#### Requirement
Select the lines below containing the word "background".

+===+

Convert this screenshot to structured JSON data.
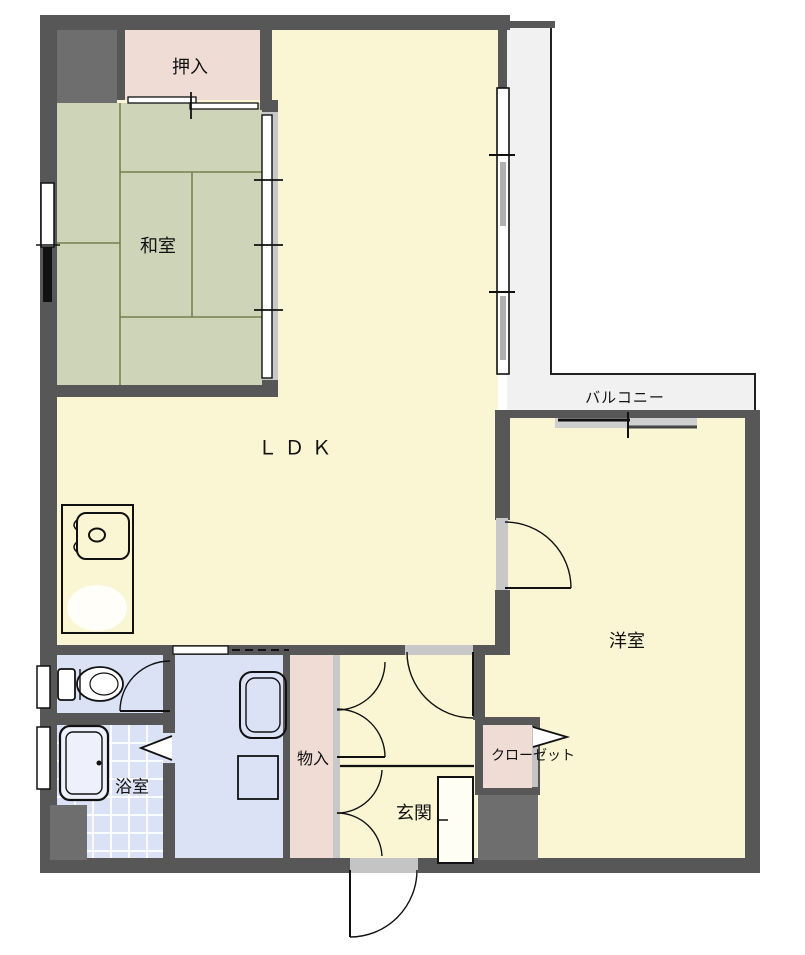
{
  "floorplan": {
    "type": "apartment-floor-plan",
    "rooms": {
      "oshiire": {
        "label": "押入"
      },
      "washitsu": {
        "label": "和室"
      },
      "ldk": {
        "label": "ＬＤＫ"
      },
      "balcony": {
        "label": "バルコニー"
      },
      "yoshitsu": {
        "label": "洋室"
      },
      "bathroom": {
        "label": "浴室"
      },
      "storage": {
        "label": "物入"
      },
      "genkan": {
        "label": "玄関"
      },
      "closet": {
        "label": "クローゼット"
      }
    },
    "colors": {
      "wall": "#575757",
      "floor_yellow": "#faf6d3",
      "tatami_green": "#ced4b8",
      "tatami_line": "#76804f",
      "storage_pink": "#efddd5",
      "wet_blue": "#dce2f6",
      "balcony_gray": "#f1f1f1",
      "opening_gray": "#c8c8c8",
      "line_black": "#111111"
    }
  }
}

+===+

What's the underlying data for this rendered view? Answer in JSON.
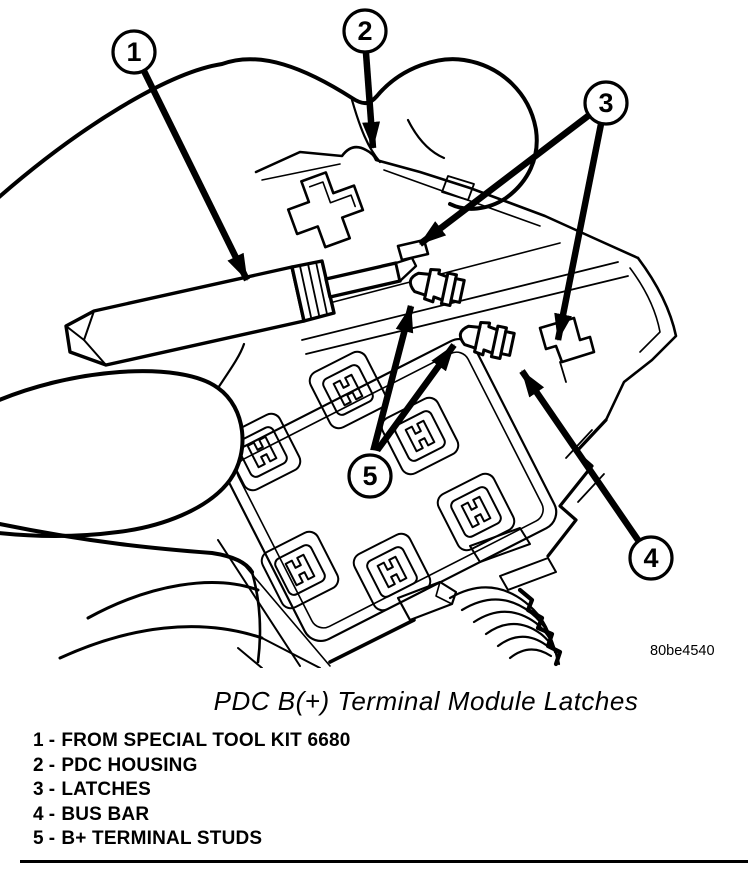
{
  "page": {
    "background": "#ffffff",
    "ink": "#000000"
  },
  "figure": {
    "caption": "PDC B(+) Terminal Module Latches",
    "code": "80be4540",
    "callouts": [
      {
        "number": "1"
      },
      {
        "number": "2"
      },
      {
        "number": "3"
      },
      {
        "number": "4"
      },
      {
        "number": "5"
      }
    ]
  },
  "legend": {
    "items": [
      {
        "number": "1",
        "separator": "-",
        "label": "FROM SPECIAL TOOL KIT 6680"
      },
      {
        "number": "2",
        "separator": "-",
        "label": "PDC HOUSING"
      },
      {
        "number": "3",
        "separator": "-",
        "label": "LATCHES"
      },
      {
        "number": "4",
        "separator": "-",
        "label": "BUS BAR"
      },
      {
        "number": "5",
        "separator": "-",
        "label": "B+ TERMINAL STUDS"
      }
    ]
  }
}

+===+

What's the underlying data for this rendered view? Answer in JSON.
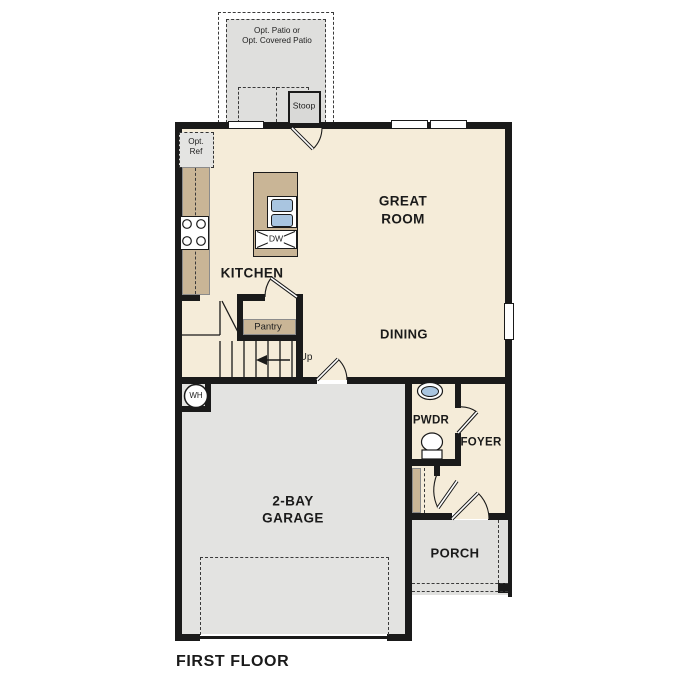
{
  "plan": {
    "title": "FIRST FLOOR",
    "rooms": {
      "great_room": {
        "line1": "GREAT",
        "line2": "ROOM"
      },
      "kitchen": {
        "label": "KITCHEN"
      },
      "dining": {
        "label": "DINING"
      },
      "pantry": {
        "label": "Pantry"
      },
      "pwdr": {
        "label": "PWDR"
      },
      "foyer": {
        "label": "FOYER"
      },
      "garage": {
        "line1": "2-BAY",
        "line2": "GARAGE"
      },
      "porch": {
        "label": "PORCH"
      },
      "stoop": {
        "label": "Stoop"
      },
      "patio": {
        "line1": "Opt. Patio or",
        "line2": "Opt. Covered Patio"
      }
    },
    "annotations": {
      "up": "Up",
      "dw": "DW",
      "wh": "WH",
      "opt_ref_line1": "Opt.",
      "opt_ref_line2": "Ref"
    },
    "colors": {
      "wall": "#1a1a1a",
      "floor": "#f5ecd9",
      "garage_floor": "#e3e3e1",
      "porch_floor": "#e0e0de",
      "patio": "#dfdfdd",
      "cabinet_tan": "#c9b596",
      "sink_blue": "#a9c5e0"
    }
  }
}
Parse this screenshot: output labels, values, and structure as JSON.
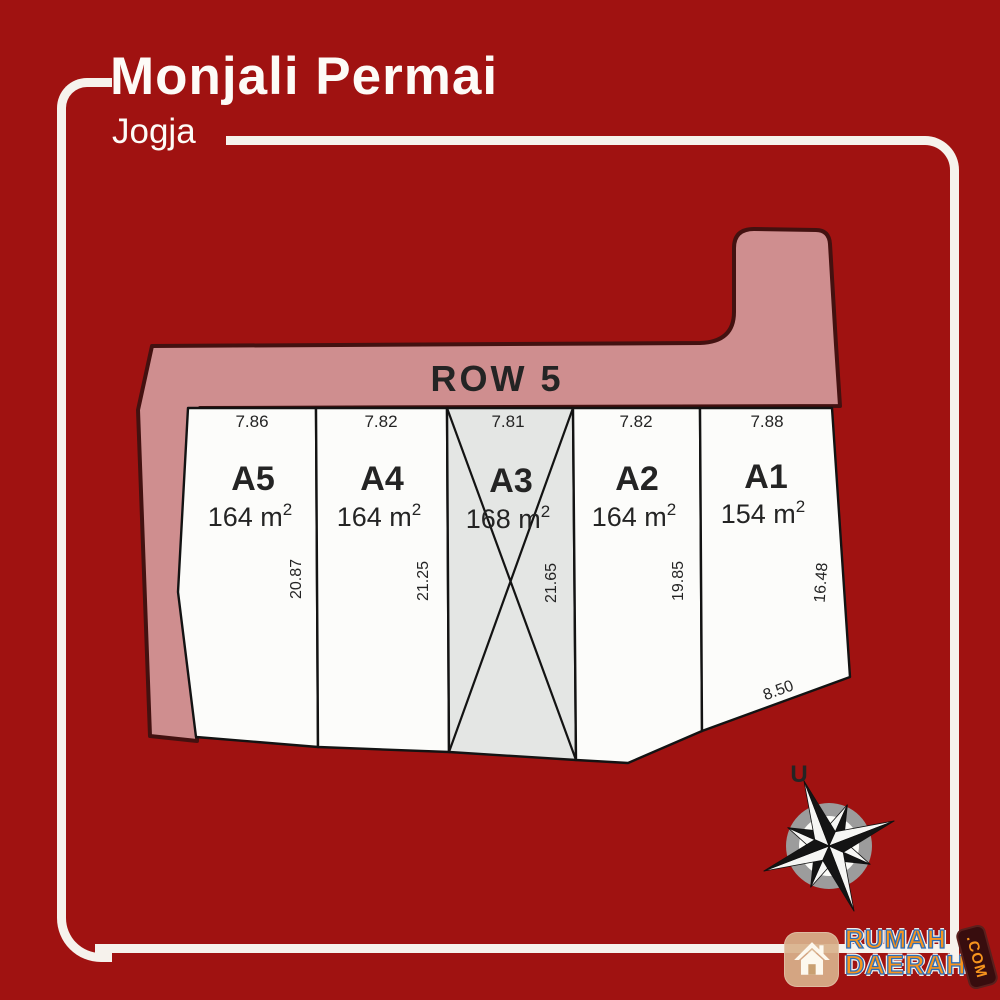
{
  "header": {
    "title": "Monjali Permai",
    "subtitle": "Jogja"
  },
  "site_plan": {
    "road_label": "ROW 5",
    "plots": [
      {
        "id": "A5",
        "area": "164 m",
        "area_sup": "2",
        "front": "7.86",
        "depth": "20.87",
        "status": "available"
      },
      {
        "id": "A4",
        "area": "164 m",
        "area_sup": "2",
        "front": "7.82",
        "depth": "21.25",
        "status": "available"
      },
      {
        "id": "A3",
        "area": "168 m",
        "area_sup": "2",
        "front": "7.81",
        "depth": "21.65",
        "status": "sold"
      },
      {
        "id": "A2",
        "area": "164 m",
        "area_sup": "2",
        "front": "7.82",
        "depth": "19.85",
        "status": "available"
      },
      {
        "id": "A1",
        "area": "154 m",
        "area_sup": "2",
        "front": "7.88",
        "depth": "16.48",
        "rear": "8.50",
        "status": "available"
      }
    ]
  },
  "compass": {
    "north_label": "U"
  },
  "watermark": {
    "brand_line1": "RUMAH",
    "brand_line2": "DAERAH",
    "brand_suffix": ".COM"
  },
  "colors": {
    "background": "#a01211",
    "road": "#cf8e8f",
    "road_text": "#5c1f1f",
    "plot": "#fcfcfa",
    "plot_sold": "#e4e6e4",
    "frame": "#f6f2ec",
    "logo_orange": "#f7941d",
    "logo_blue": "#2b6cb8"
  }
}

+===+

#### Task result
    "background": "#ffffff",
    "background": "#a01211",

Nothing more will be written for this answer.